**EXERCISE OBJECTIVE:**
Give every entry again, unchanged, and leave its images out.

========================

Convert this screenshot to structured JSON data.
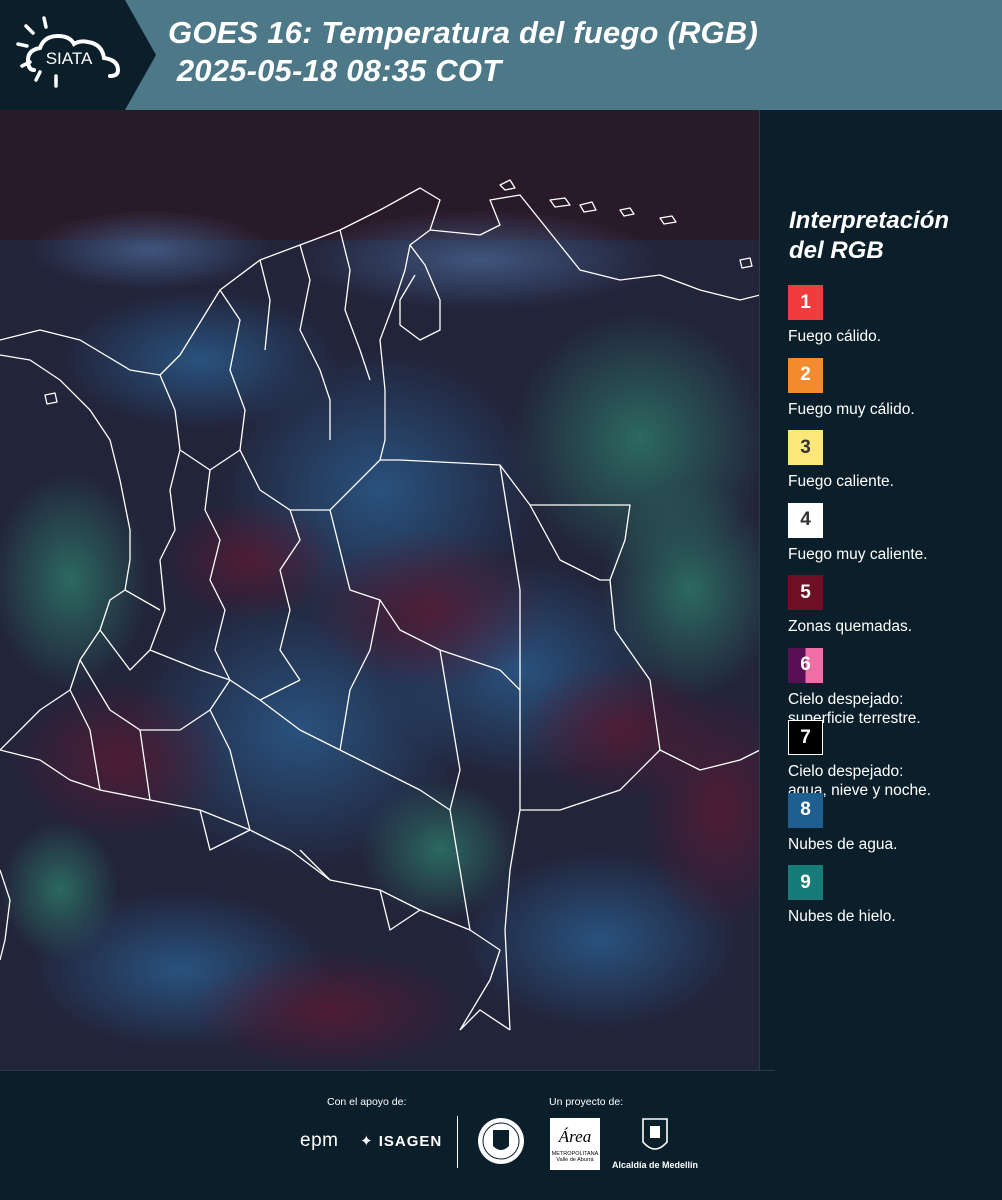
{
  "header": {
    "logo_text": "SIATA",
    "title_line1": "GOES 16: Temperatura del fuego (RGB)",
    "title_line2": " 2025-05-18 08:35 COT"
  },
  "legend": {
    "title_line1": "Interpretación",
    "title_line2": "del RGB",
    "items": [
      {
        "num": "1",
        "label": "Fuego cálido.",
        "color": "#f03c3c",
        "text_color": "#ffffff"
      },
      {
        "num": "2",
        "label": "Fuego muy cálido.",
        "color": "#f28a2e",
        "text_color": "#ffffff"
      },
      {
        "num": "3",
        "label": "Fuego caliente.",
        "color": "#fbe77a",
        "text_color": "#333333"
      },
      {
        "num": "4",
        "label": "Fuego muy caliente.",
        "color": "#ffffff",
        "text_color": "#333333"
      },
      {
        "num": "5",
        "label": "Zonas quemadas.",
        "color": "#6e1024",
        "text_color": "#ffffff"
      },
      {
        "num": "6",
        "label": "Cielo despejado:",
        "label2": "superficie terrestre.",
        "color": "#5a0f55",
        "color2": "#f06ea6",
        "text_color": "#ffffff"
      },
      {
        "num": "7",
        "label": "Cielo despejado:",
        "label2": "agua, nieve y noche.",
        "color": "#000000",
        "text_color": "#ffffff",
        "border": "#ffffff"
      },
      {
        "num": "8",
        "label": "Nubes de agua.",
        "color": "#1f5f8f",
        "text_color": "#ffffff"
      },
      {
        "num": "9",
        "label": "Nubes de hielo.",
        "color": "#177b78",
        "text_color": "#ffffff"
      }
    ]
  },
  "footer": {
    "support_label": "Con el apoyo de:",
    "project_label": "Un proyecto de:",
    "epm": "epm",
    "isagen": "ISAGEN",
    "area_name": "Área",
    "area_line1": "METROPOLITANA",
    "area_line2": "Valle de Aburrá",
    "medellin": "Alcaldía de Medellín"
  },
  "map": {
    "background": "#1e2a3e",
    "boundary_color": "#ffffff"
  }
}
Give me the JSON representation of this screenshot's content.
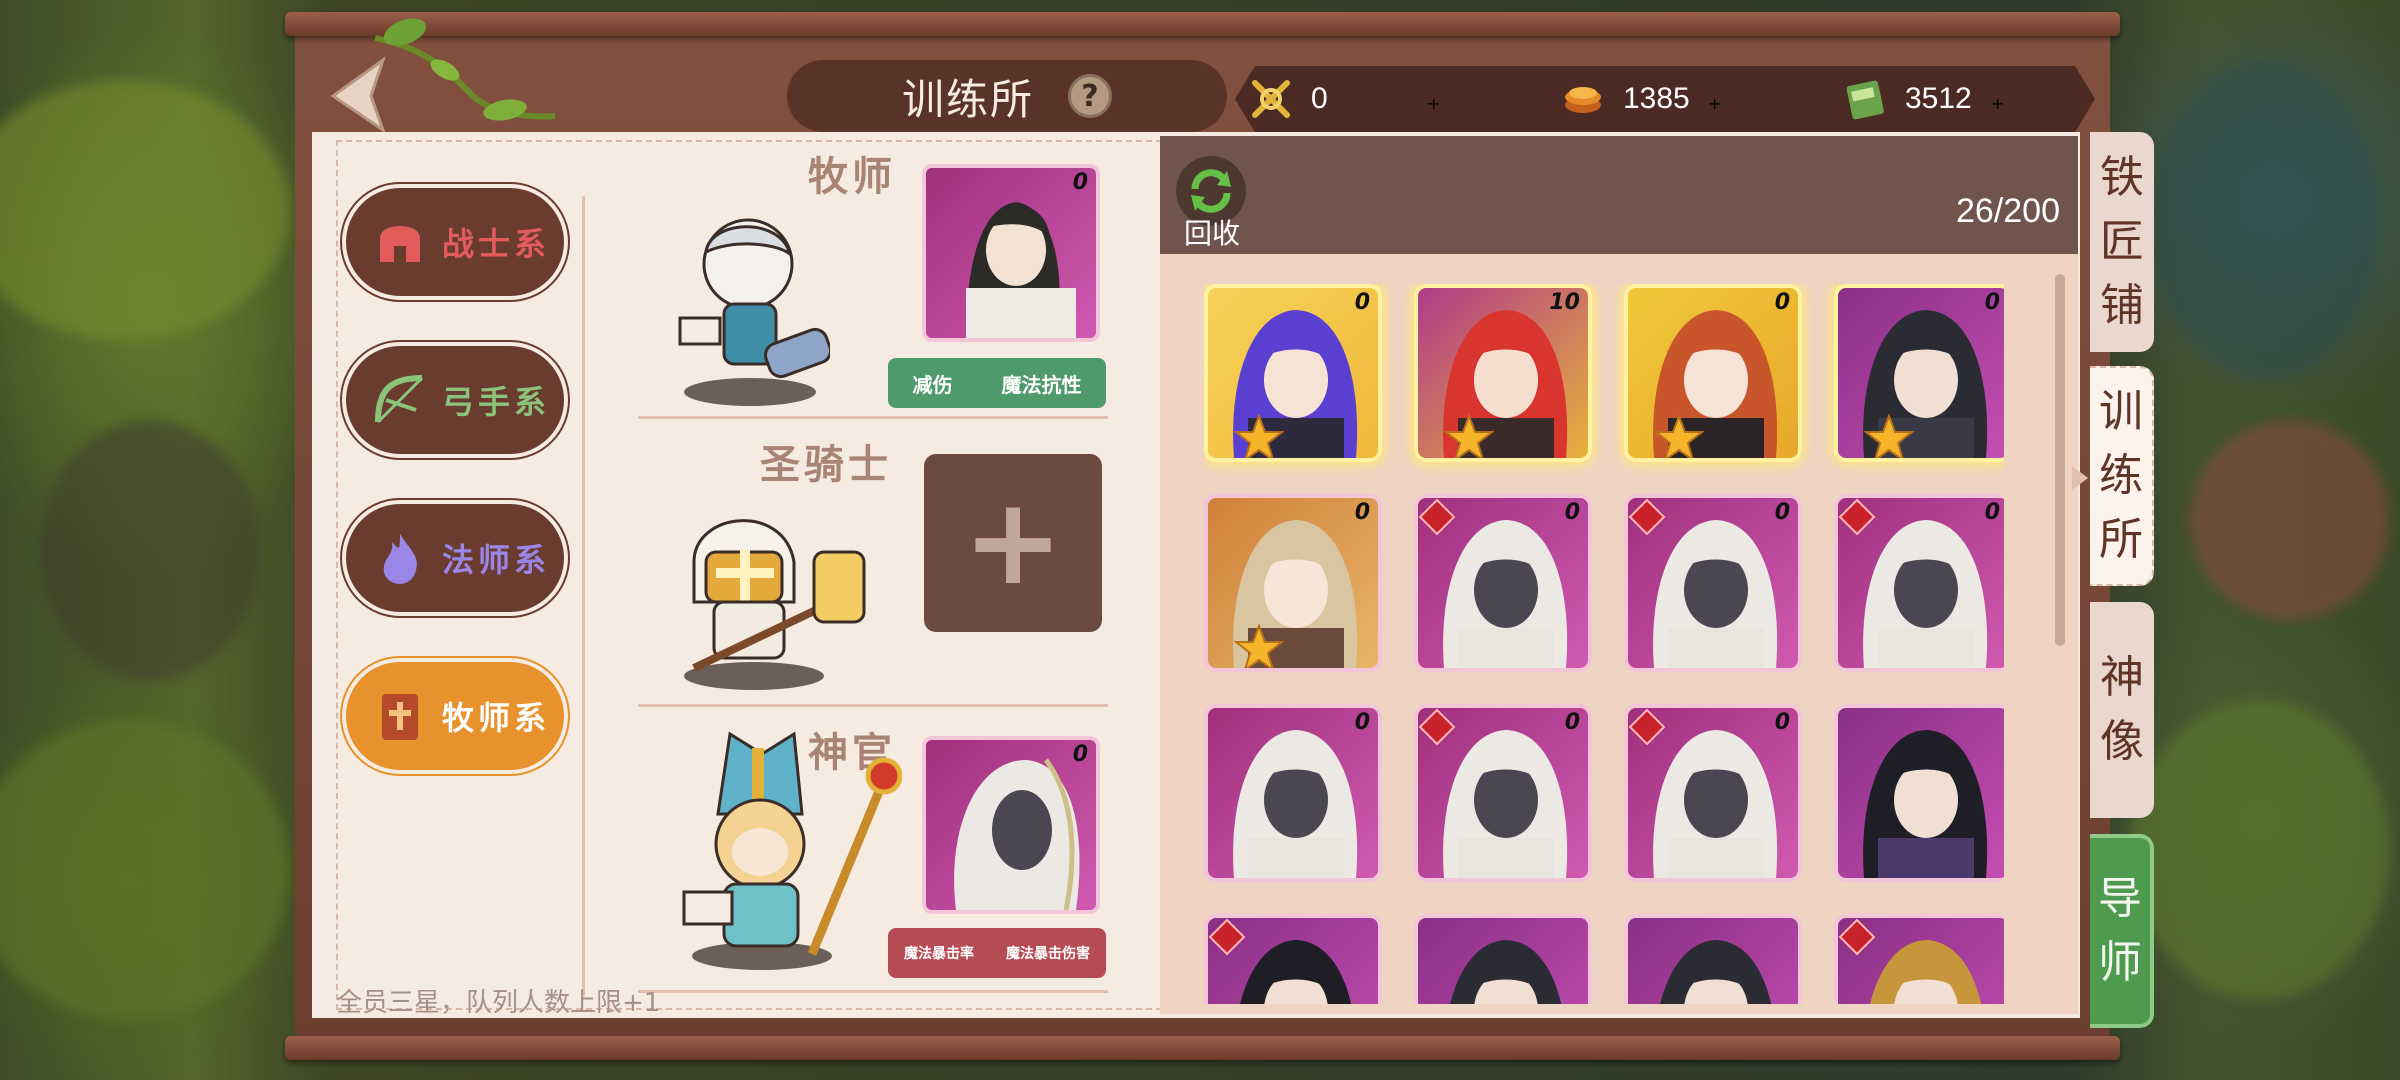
{
  "header": {
    "title": "训练所",
    "help_label": "?"
  },
  "resources": [
    {
      "name": "crossed-swords",
      "value": "0",
      "plus": "+"
    },
    {
      "name": "gold-coin",
      "value": "1385",
      "plus": "+"
    },
    {
      "name": "exp-book",
      "value": "3512",
      "plus": "+"
    }
  ],
  "classes": [
    {
      "label": "战士系",
      "color": "#e45b5b",
      "active": false
    },
    {
      "label": "弓手系",
      "color": "#8bc37a",
      "active": false
    },
    {
      "label": "法师系",
      "color": "#9a86e6",
      "active": false
    },
    {
      "label": "牧师系",
      "color": "#ffffff",
      "active": true
    }
  ],
  "slots": [
    {
      "title": "牧师",
      "tags": [
        "减伤",
        "魔法抗性"
      ],
      "tag_color": "green",
      "level": "0"
    },
    {
      "title": "圣骑士",
      "tags": [],
      "add": "+"
    },
    {
      "title": "神官",
      "tags": [
        "魔法暴击率",
        "魔法暴击伤害"
      ],
      "tag_color": "red",
      "level": "0"
    }
  ],
  "footer_note": "全员三星，队列人数上限+1",
  "inventory": {
    "recycle_label": "回收",
    "count": "26/200",
    "cards": [
      {
        "level": "0",
        "theme": "purple-hair",
        "star": true,
        "gold": true
      },
      {
        "level": "10",
        "theme": "red-hair",
        "star": true,
        "gold": true
      },
      {
        "level": "0",
        "theme": "ginger-hair",
        "star": true,
        "gold": true
      },
      {
        "level": "0",
        "theme": "dark-masked",
        "star": true,
        "gold": true
      },
      {
        "level": "0",
        "theme": "blonde-girl",
        "star": true,
        "gold": false
      },
      {
        "level": "0",
        "theme": "white-veil",
        "red": true
      },
      {
        "level": "0",
        "theme": "white-veil",
        "red": true
      },
      {
        "level": "0",
        "theme": "white-veil",
        "red": true
      },
      {
        "level": "0",
        "theme": "white-veil",
        "red": false
      },
      {
        "level": "0",
        "theme": "white-veil",
        "red": true
      },
      {
        "level": "0",
        "theme": "white-veil",
        "red": true
      },
      {
        "level": "",
        "theme": "dark-boy",
        "red": false
      },
      {
        "level": "",
        "theme": "dark-boy",
        "red": true
      },
      {
        "level": "",
        "theme": "dark-masked",
        "red": false
      },
      {
        "level": "",
        "theme": "dark-masked",
        "red": false
      },
      {
        "level": "",
        "theme": "blonde-man",
        "red": true
      }
    ]
  },
  "side_tabs": [
    {
      "label": [
        "铁",
        "匠",
        "铺"
      ],
      "active": false
    },
    {
      "label": [
        "训",
        "练",
        "所"
      ],
      "active": true
    },
    {
      "label": [
        "神",
        "像"
      ],
      "active": false
    },
    {
      "label": [
        "导",
        "师"
      ],
      "active": false,
      "green": true
    }
  ]
}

========================

**EXERCISE RESULT:**
Convert this screenshot to structured JSON data.
{
  "header": {
    "logo_text": "SIATA",
    "title_line1": "GOES 16: Temperatura del fuego (RGB)",
    "title_line2": " 2025-05-18 08:35 COT"
  },
  "legend": {
    "title_line1": "Interpretación",
    "title_line2": "del RGB",
    "items": [
      {
        "num": "1",
        "label": "Fuego cálido.",
        "color": "#f03c3c",
        "text_color": "#ffffff"
      },
      {
        "num": "2",
        "label": "Fuego muy cálido.",
        "color": "#f28a2e",
        "text_color": "#ffffff"
      },
      {
        "num": "3",
        "label": "Fuego caliente.",
        "color": "#fbe77a",
        "text_color": "#333333"
      },
      {
        "num": "4",
        "label": "Fuego muy caliente.",
        "color": "#ffffff",
        "text_color": "#333333"
      },
      {
        "num": "5",
        "label": "Zonas quemadas.",
        "color": "#6e1024",
        "text_color": "#ffffff"
      },
      {
        "num": "6",
        "label": "Cielo despejado:",
        "label2": "superficie terrestre.",
        "color": "#5a0f55",
        "color2": "#f06ea6",
        "text_color": "#ffffff"
      },
      {
        "num": "7",
        "label": "Cielo despejado:",
        "label2": "agua, nieve y noche.",
        "color": "#000000",
        "text_color": "#ffffff",
        "border": "#ffffff"
      },
      {
        "num": "8",
        "label": "Nubes de agua.",
        "color": "#1f5f8f",
        "text_color": "#ffffff"
      },
      {
        "num": "9",
        "label": "Nubes de hielo.",
        "color": "#177b78",
        "text_color": "#ffffff"
      }
    ]
  },
  "footer": {
    "support_label": "Con el apoyo de:",
    "project_label": "Un proyecto de:",
    "epm": "epm",
    "isagen": "ISAGEN",
    "area_name": "Área",
    "area_line1": "METROPOLITANA",
    "area_line2": "Valle de Aburrá",
    "medellin": "Alcaldía de Medellín"
  },
  "map": {
    "background": "#1e2a3e",
    "boundary_color": "#ffffff"
  }
}
Give me the JSON representation of this screenshot's content.
{
  "header": {
    "title": "训练所",
    "help_label": "?"
  },
  "resources": [
    {
      "name": "crossed-swords",
      "value": "0",
      "plus": "+"
    },
    {
      "name": "gold-coin",
      "value": "1385",
      "plus": "+"
    },
    {
      "name": "exp-book",
      "value": "3512",
      "plus": "+"
    }
  ],
  "classes": [
    {
      "label": "战士系",
      "color": "#e45b5b",
      "active": false
    },
    {
      "label": "弓手系",
      "color": "#8bc37a",
      "active": false
    },
    {
      "label": "法师系",
      "color": "#9a86e6",
      "active": false
    },
    {
      "label": "牧师系",
      "color": "#ffffff",
      "active": true
    }
  ],
  "slots": [
    {
      "title": "牧师",
      "tags": [
        "减伤",
        "魔法抗性"
      ],
      "tag_color": "green",
      "level": "0"
    },
    {
      "title": "圣骑士",
      "tags": [],
      "add": "+"
    },
    {
      "title": "神官",
      "tags": [
        "魔法暴击率",
        "魔法暴击伤害"
      ],
      "tag_color": "red",
      "level": "0"
    }
  ],
  "footer_note": "全员三星，队列人数上限+1",
  "inventory": {
    "recycle_label": "回收",
    "count": "26/200",
    "cards": [
      {
        "level": "0",
        "theme": "purple-hair",
        "star": true,
        "gold": true
      },
      {
        "level": "10",
        "theme": "red-hair",
        "star": true,
        "gold": true
      },
      {
        "level": "0",
        "theme": "ginger-hair",
        "star": true,
        "gold": true
      },
      {
        "level": "0",
        "theme": "dark-masked",
        "star": true,
        "gold": true
      },
      {
        "level": "0",
        "theme": "blonde-girl",
        "star": true,
        "gold": false
      },
      {
        "level": "0",
        "theme": "white-veil",
        "red": true
      },
      {
        "level": "0",
        "theme": "white-veil",
        "red": true
      },
      {
        "level": "0",
        "theme": "white-veil",
        "red": true
      },
      {
        "level": "0",
        "theme": "white-veil",
        "red": false
      },
      {
        "level": "0",
        "theme": "white-veil",
        "red": true
      },
      {
        "level": "0",
        "theme": "white-veil",
        "red": true
      },
      {
        "level": "",
        "theme": "dark-boy",
        "red": false
      },
      {
        "level": "",
        "theme": "dark-boy",
        "red": true
      },
      {
        "level": "",
        "theme": "dark-masked",
        "red": false
      },
      {
        "level": "",
        "theme": "dark-masked",
        "red": false
      },
      {
        "level": "",
        "theme": "blonde-man",
        "red": true
      }
    ]
  },
  "side_tabs": [
    {
      "label": [
        "铁",
        "匠",
        "铺"
      ],
      "active": false
    },
    {
      "label": [
        "训",
        "练",
        "所"
      ],
      "active": true
    },
    {
      "label": [
        "神",
        "像"
      ],
      "active": false
    },
    {
      "label": [
        "导",
        "师"
      ],
      "active": false,
      "green": true
    }
  ]
}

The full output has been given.